— GIVEN PROBLEM —
Write the count of lines that contain the word "fraction" and nothing else.

Lines of data:
######

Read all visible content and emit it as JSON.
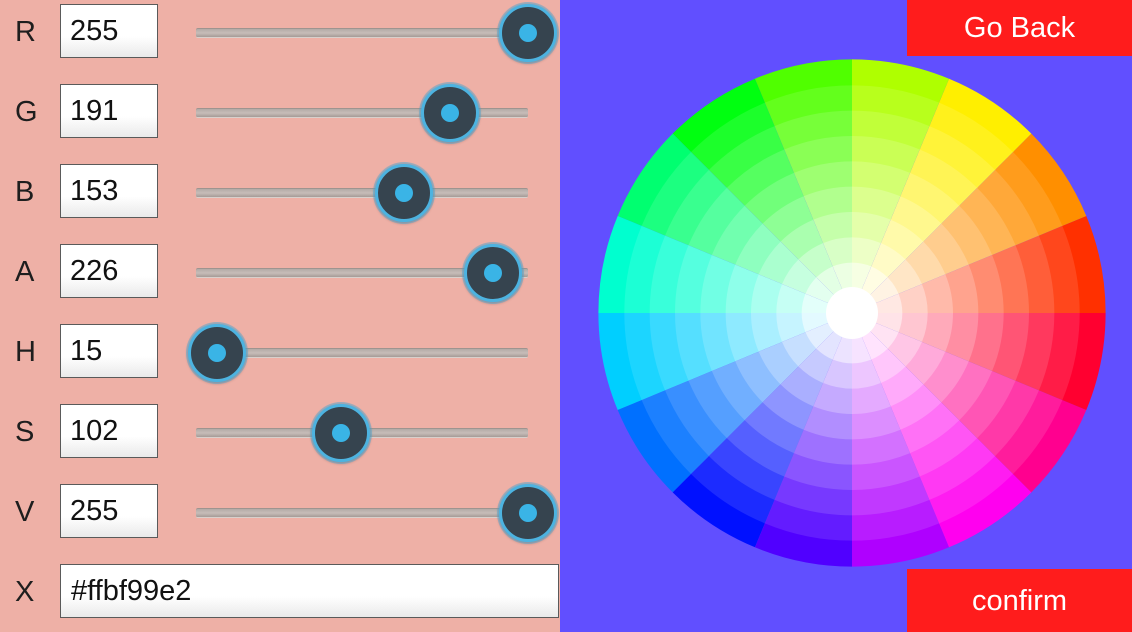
{
  "channels": [
    {
      "label": "R",
      "value": "255",
      "fraction": 1.0
    },
    {
      "label": "G",
      "value": "191",
      "fraction": 0.749
    },
    {
      "label": "B",
      "value": "153",
      "fraction": 0.6
    },
    {
      "label": "A",
      "value": "226",
      "fraction": 0.886
    },
    {
      "label": "H",
      "value": "15",
      "fraction": 0.0
    },
    {
      "label": "S",
      "value": "102",
      "fraction": 0.4
    },
    {
      "label": "V",
      "value": "255",
      "fraction": 1.0
    }
  ],
  "hex": {
    "label": "X",
    "value": "#ffbf99e2"
  },
  "buttons": {
    "go_back": "Go Back",
    "confirm": "confirm"
  },
  "colors": {
    "left_panel": "#eeb0a6",
    "right_panel": "#614fff",
    "button": "#ff1c1c",
    "thumb_ring": "#4db3e0",
    "thumb_body": "#36444f"
  },
  "wheel": {
    "segments": 16,
    "rings": 9
  }
}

######

— WORKED ANSWER —
7